* START EXCERPTED RECORDS *

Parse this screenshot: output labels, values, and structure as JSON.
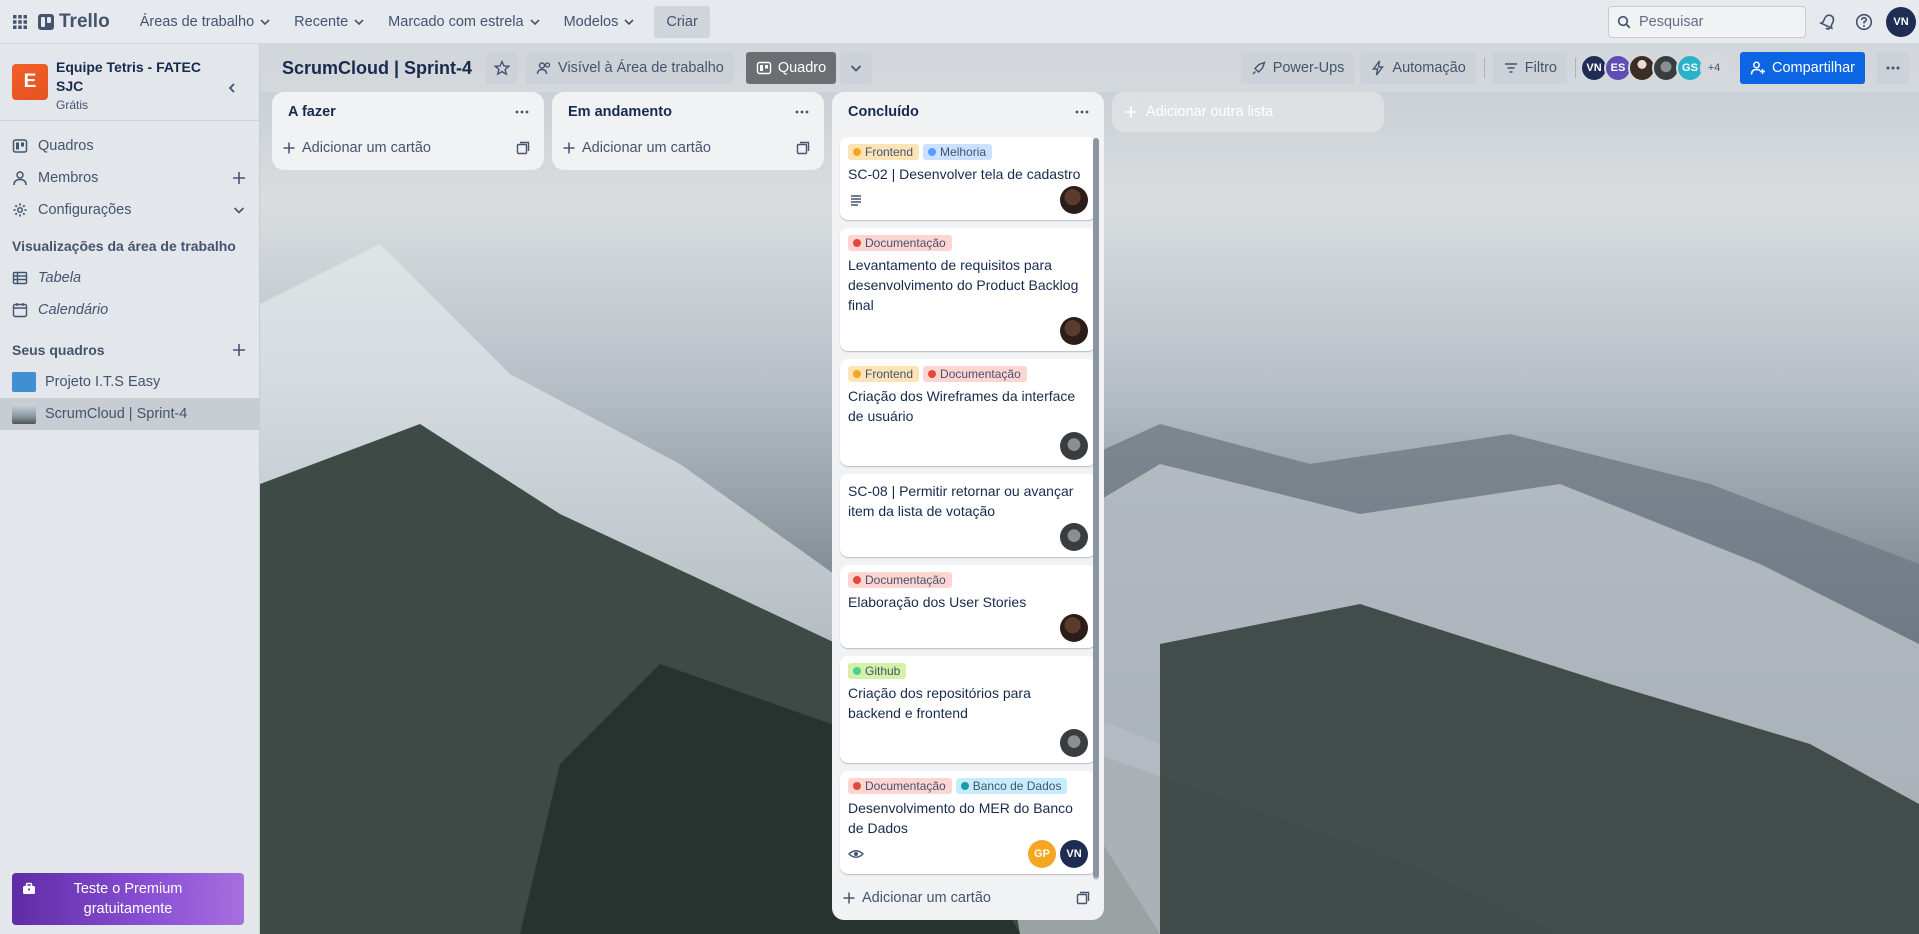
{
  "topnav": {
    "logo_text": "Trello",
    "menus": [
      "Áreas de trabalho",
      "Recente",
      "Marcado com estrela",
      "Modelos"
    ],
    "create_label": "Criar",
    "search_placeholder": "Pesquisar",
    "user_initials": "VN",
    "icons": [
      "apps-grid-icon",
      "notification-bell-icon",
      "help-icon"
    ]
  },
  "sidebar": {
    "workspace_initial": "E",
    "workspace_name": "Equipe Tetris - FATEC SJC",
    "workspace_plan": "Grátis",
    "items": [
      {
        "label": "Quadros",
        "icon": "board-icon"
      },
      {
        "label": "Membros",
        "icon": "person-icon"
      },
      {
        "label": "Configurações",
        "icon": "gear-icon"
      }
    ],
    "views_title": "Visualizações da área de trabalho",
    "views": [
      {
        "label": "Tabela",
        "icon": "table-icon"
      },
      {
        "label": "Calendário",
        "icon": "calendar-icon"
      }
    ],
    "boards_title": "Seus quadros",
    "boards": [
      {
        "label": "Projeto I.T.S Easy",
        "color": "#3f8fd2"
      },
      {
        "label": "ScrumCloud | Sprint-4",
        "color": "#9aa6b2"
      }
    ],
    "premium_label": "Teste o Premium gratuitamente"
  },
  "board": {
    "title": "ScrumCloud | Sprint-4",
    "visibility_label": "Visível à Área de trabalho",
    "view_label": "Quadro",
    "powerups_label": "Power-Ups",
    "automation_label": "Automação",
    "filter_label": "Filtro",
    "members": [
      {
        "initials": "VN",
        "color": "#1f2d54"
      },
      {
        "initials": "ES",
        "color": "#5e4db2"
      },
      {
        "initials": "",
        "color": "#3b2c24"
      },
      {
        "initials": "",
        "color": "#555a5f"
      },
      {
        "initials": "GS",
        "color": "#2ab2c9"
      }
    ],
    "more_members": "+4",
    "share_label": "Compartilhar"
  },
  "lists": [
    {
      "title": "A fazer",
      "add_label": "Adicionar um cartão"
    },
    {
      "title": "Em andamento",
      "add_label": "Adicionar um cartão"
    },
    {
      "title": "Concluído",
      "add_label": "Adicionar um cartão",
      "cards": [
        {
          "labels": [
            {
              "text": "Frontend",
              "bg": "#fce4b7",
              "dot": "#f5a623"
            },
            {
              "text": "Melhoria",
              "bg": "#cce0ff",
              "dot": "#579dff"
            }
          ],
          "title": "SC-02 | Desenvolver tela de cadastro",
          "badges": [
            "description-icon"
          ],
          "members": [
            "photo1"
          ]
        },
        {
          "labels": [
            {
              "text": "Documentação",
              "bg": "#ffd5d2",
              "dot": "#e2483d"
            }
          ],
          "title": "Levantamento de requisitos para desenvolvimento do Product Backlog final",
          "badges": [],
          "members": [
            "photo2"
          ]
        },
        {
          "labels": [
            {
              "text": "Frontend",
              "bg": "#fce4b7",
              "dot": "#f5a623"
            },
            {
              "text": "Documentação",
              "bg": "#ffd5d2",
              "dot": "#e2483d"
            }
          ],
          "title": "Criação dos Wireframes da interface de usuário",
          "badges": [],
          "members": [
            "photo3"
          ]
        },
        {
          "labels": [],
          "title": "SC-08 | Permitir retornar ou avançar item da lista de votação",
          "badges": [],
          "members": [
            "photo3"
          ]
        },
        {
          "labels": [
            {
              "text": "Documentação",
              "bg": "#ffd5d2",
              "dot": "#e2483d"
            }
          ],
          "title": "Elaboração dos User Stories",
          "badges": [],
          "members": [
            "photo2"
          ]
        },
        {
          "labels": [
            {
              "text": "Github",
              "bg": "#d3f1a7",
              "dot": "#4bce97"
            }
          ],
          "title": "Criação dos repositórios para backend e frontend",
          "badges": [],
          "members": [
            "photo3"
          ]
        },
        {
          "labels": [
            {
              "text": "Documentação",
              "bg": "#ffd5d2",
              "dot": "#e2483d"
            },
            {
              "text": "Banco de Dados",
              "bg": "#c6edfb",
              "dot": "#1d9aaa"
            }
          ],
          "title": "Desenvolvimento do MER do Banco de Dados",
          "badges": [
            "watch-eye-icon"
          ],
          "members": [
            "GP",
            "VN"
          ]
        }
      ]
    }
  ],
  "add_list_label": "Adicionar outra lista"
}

* END EXCERPTED RECORDS *

▶ TASK TO CARRY OUT: Keep the pictures out of your copy, and repeat every entry above exactly.

▶ SOLUTION FOR THIS TASK:
Parse this screenshot: output labels, values, and structure as JSON.
{
  "topnav": {
    "logo_text": "Trello",
    "menus": [
      "Áreas de trabalho",
      "Recente",
      "Marcado com estrela",
      "Modelos"
    ],
    "create_label": "Criar",
    "search_placeholder": "Pesquisar",
    "user_initials": "VN",
    "icons": [
      "apps-grid-icon",
      "notification-bell-icon",
      "help-icon"
    ]
  },
  "sidebar": {
    "workspace_initial": "E",
    "workspace_name": "Equipe Tetris - FATEC SJC",
    "workspace_plan": "Grátis",
    "items": [
      {
        "label": "Quadros",
        "icon": "board-icon"
      },
      {
        "label": "Membros",
        "icon": "person-icon"
      },
      {
        "label": "Configurações",
        "icon": "gear-icon"
      }
    ],
    "views_title": "Visualizações da área de trabalho",
    "views": [
      {
        "label": "Tabela",
        "icon": "table-icon"
      },
      {
        "label": "Calendário",
        "icon": "calendar-icon"
      }
    ],
    "boards_title": "Seus quadros",
    "boards": [
      {
        "label": "Projeto I.T.S Easy",
        "color": "#3f8fd2"
      },
      {
        "label": "ScrumCloud | Sprint-4",
        "color": "#9aa6b2"
      }
    ],
    "premium_label": "Teste o Premium gratuitamente"
  },
  "board": {
    "title": "ScrumCloud | Sprint-4",
    "visibility_label": "Visível à Área de trabalho",
    "view_label": "Quadro",
    "powerups_label": "Power-Ups",
    "automation_label": "Automação",
    "filter_label": "Filtro",
    "members": [
      {
        "initials": "VN",
        "color": "#1f2d54"
      },
      {
        "initials": "ES",
        "color": "#5e4db2"
      },
      {
        "initials": "",
        "color": "#3b2c24"
      },
      {
        "initials": "",
        "color": "#555a5f"
      },
      {
        "initials": "GS",
        "color": "#2ab2c9"
      }
    ],
    "more_members": "+4",
    "share_label": "Compartilhar"
  },
  "lists": [
    {
      "title": "A fazer",
      "add_label": "Adicionar um cartão"
    },
    {
      "title": "Em andamento",
      "add_label": "Adicionar um cartão"
    },
    {
      "title": "Concluído",
      "add_label": "Adicionar um cartão",
      "cards": [
        {
          "labels": [
            {
              "text": "Frontend",
              "bg": "#fce4b7",
              "dot": "#f5a623"
            },
            {
              "text": "Melhoria",
              "bg": "#cce0ff",
              "dot": "#579dff"
            }
          ],
          "title": "SC-02 | Desenvolver tela de cadastro",
          "badges": [
            "description-icon"
          ],
          "members": [
            "photo1"
          ]
        },
        {
          "labels": [
            {
              "text": "Documentação",
              "bg": "#ffd5d2",
              "dot": "#e2483d"
            }
          ],
          "title": "Levantamento de requisitos para desenvolvimento do Product Backlog final",
          "badges": [],
          "members": [
            "photo2"
          ]
        },
        {
          "labels": [
            {
              "text": "Frontend",
              "bg": "#fce4b7",
              "dot": "#f5a623"
            },
            {
              "text": "Documentação",
              "bg": "#ffd5d2",
              "dot": "#e2483d"
            }
          ],
          "title": "Criação dos Wireframes da interface de usuário",
          "badges": [],
          "members": [
            "photo3"
          ]
        },
        {
          "labels": [],
          "title": "SC-08 | Permitir retornar ou avançar item da lista de votação",
          "badges": [],
          "members": [
            "photo3"
          ]
        },
        {
          "labels": [
            {
              "text": "Documentação",
              "bg": "#ffd5d2",
              "dot": "#e2483d"
            }
          ],
          "title": "Elaboração dos User Stories",
          "badges": [],
          "members": [
            "photo2"
          ]
        },
        {
          "labels": [
            {
              "text": "Github",
              "bg": "#d3f1a7",
              "dot": "#4bce97"
            }
          ],
          "title": "Criação dos repositórios para backend e frontend",
          "badges": [],
          "members": [
            "photo3"
          ]
        },
        {
          "labels": [
            {
              "text": "Documentação",
              "bg": "#ffd5d2",
              "dot": "#e2483d"
            },
            {
              "text": "Banco de Dados",
              "bg": "#c6edfb",
              "dot": "#1d9aaa"
            }
          ],
          "title": "Desenvolvimento do MER do Banco de Dados",
          "badges": [
            "watch-eye-icon"
          ],
          "members": [
            "GP",
            "VN"
          ]
        }
      ]
    }
  ],
  "add_list_label": "Adicionar outra lista"
}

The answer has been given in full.